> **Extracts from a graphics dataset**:

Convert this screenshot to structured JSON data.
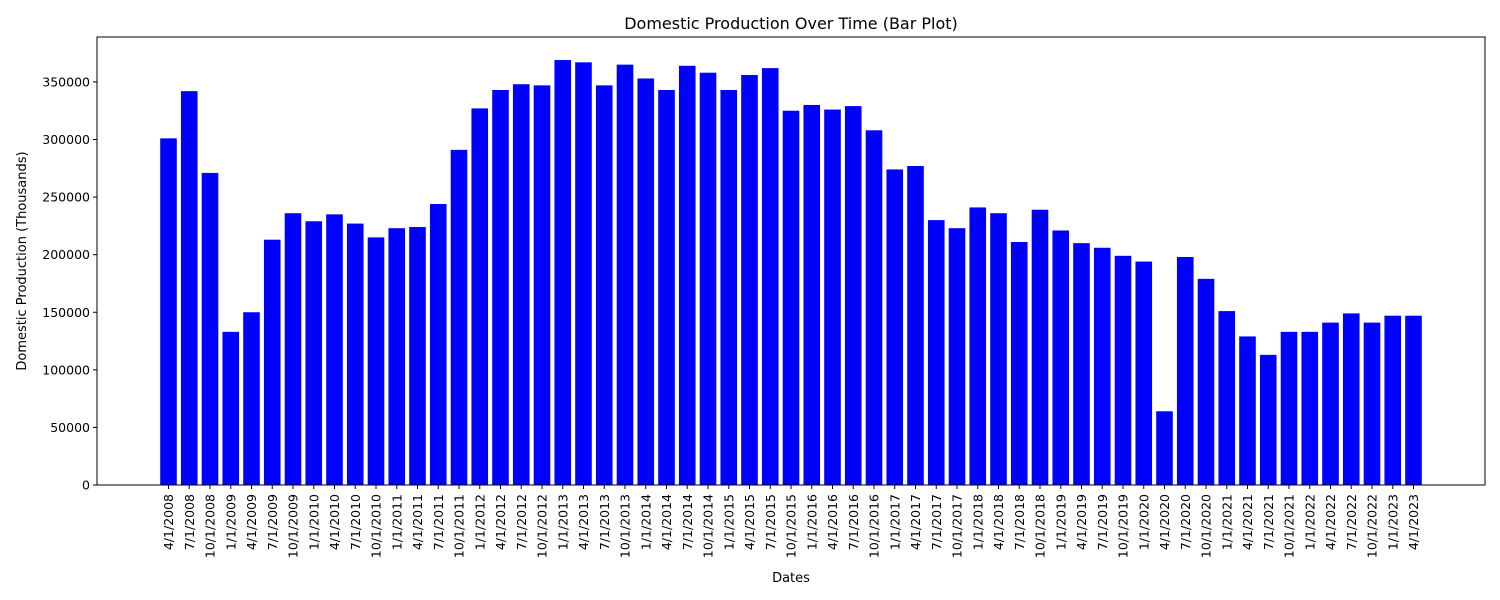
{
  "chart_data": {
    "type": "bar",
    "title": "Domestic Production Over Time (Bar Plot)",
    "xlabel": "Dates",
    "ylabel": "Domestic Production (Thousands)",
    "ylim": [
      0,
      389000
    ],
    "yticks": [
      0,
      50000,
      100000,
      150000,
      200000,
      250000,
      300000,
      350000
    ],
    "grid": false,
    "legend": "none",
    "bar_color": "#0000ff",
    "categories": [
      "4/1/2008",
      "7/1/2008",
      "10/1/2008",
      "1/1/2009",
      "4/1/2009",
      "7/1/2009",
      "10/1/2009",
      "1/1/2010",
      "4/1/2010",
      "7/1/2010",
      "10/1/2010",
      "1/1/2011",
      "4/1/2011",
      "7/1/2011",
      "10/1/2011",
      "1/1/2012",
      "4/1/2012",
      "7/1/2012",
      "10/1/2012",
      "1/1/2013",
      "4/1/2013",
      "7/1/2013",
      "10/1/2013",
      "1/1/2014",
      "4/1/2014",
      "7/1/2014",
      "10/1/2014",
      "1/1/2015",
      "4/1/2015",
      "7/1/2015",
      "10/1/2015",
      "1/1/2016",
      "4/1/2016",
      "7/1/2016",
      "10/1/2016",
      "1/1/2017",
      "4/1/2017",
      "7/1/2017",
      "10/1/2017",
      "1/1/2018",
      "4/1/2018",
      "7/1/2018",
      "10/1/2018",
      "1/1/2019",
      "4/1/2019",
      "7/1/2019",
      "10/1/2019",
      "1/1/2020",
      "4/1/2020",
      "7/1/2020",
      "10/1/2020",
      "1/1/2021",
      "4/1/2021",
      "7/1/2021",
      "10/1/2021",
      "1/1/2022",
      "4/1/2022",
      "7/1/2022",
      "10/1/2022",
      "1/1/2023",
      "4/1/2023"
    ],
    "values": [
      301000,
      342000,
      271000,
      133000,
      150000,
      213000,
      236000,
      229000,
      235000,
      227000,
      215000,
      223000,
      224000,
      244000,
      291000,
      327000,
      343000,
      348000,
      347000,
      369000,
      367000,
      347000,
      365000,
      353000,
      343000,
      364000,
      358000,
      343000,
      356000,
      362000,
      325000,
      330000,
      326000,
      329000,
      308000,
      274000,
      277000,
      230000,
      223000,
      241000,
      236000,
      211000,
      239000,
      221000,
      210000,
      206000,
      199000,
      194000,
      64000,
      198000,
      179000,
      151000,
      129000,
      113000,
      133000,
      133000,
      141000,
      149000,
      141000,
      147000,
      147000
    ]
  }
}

...

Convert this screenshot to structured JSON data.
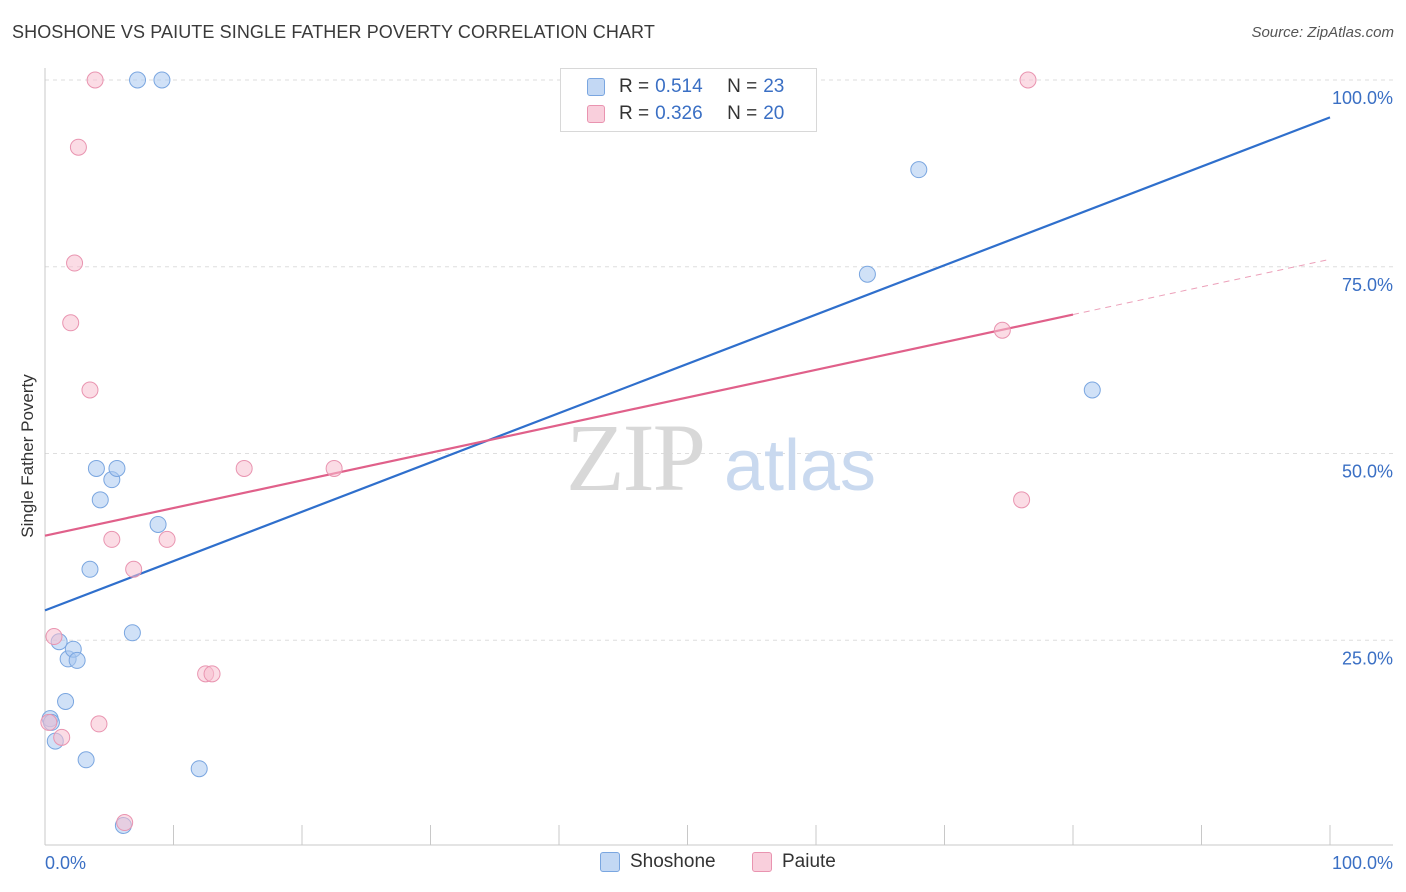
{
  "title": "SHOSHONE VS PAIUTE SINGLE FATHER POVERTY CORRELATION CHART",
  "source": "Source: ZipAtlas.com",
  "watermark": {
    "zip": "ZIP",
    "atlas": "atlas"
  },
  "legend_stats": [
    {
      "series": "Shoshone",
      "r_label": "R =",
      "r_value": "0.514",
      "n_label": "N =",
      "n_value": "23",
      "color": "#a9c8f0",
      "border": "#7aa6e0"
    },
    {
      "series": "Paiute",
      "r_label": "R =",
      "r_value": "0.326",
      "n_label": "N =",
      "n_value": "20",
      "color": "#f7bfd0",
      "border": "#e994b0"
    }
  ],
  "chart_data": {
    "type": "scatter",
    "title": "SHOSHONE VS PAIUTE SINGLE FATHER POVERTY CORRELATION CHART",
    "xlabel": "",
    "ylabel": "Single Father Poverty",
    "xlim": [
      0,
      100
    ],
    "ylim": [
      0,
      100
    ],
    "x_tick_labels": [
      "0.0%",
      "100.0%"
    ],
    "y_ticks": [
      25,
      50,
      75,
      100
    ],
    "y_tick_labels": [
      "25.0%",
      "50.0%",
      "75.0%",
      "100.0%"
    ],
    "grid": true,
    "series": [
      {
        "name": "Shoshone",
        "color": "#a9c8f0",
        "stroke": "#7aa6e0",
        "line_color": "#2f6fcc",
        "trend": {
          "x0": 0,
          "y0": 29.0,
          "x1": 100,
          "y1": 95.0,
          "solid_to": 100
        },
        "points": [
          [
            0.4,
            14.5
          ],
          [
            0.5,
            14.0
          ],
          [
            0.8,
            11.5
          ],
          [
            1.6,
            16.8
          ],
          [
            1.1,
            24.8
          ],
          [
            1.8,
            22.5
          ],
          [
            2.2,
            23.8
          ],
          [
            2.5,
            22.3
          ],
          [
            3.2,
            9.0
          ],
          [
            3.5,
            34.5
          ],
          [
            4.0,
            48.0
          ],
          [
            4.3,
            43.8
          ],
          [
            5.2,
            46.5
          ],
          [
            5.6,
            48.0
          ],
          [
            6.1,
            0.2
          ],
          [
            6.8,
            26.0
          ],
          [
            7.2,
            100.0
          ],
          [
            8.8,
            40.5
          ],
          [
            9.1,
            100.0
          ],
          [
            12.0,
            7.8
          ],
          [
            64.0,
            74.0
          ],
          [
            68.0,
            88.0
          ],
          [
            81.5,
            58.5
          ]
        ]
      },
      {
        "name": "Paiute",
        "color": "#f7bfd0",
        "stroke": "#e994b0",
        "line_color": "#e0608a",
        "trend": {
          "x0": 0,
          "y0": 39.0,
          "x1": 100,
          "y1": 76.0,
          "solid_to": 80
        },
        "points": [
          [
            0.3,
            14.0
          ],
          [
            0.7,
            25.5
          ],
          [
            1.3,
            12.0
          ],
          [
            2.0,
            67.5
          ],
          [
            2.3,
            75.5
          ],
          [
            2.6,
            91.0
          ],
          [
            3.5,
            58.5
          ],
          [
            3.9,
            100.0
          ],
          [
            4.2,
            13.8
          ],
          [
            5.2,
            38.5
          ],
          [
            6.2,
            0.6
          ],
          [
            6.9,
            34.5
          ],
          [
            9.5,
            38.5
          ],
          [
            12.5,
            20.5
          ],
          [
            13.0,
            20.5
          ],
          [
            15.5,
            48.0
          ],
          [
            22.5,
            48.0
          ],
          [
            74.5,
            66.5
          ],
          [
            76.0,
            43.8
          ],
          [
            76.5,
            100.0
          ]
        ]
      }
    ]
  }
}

...

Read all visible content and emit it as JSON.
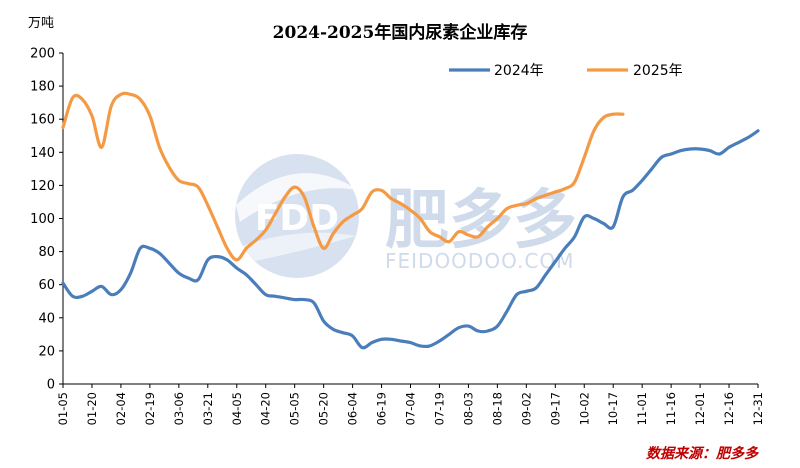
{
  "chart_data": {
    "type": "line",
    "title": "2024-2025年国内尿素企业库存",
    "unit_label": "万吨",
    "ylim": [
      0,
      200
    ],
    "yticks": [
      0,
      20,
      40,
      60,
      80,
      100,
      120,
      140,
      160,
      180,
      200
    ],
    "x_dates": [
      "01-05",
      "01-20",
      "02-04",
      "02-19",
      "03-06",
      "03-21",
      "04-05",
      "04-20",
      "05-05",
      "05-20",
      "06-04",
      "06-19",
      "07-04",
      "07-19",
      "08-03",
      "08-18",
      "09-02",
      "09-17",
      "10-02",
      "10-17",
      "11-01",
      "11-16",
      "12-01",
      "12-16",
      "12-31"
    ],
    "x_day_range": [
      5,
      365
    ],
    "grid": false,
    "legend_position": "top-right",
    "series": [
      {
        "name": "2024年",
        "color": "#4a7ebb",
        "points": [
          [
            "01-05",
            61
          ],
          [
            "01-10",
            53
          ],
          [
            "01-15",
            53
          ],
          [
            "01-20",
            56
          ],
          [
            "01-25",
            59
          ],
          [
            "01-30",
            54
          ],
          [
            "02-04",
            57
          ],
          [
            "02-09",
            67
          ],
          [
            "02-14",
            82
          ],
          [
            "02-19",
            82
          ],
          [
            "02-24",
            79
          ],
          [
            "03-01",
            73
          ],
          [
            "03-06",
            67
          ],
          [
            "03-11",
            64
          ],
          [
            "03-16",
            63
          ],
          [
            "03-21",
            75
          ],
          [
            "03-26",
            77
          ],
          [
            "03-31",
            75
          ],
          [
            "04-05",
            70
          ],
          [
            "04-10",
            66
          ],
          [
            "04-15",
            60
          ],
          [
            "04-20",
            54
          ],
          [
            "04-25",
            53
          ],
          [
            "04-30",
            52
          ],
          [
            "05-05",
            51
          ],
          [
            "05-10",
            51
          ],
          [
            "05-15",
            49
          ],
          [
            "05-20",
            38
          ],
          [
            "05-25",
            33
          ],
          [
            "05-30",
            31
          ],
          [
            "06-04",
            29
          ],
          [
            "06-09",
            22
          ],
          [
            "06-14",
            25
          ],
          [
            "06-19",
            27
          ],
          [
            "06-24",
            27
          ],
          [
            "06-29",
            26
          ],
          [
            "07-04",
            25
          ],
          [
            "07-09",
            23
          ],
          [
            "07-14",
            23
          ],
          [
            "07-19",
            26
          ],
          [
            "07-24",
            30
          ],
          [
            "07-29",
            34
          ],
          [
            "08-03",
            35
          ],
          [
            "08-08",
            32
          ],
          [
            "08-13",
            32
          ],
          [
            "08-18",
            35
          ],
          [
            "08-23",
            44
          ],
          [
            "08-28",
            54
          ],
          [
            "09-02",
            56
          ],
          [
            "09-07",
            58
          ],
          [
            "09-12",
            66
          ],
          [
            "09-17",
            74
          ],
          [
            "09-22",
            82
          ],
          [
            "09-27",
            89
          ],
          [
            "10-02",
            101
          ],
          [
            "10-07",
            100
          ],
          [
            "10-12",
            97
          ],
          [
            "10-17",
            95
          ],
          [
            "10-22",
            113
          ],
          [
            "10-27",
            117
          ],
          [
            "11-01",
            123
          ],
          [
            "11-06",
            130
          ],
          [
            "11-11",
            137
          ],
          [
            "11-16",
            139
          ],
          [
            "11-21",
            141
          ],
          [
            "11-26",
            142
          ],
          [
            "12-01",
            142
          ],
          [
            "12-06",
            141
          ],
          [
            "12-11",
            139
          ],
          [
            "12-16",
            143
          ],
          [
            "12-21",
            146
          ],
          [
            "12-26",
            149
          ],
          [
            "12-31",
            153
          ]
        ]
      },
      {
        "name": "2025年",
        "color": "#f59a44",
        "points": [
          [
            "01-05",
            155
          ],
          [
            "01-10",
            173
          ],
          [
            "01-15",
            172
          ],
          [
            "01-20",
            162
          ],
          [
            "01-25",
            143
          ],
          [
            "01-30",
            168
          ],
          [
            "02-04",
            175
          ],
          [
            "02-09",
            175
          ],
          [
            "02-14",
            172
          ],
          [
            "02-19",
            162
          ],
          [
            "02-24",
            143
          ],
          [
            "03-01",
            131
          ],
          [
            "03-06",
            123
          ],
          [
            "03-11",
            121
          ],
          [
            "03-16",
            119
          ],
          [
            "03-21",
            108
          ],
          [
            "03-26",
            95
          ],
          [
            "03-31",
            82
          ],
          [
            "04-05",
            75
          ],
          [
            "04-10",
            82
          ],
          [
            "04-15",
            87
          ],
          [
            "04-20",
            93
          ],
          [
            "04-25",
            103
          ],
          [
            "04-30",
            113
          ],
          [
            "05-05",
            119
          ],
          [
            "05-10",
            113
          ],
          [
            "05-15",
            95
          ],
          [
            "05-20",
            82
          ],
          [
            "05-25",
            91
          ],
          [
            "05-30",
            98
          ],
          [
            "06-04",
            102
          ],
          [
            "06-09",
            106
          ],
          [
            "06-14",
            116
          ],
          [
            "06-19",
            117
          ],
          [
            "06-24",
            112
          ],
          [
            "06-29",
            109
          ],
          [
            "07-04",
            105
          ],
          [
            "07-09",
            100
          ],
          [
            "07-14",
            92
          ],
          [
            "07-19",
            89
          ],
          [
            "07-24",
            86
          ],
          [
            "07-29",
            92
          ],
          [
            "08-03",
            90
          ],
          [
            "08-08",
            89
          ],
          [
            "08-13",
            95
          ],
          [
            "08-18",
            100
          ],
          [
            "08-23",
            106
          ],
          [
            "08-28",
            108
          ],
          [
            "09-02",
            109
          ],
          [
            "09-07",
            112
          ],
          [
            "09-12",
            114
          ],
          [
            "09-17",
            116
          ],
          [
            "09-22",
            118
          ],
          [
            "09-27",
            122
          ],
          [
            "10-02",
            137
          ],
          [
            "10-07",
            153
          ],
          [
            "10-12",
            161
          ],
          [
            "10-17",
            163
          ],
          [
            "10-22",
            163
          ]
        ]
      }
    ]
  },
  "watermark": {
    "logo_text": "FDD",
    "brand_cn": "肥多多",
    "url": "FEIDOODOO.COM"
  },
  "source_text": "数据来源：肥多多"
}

> **GIVEN INSTRUCTION**: Identify the lines in the entries that hold "Domestic" and return each one.

> **FINISHED EXERCISE**:
    "title": "Domestic Production Over Time (Bar Plot)",
    "ylabel": "Domestic Production (Thousands)",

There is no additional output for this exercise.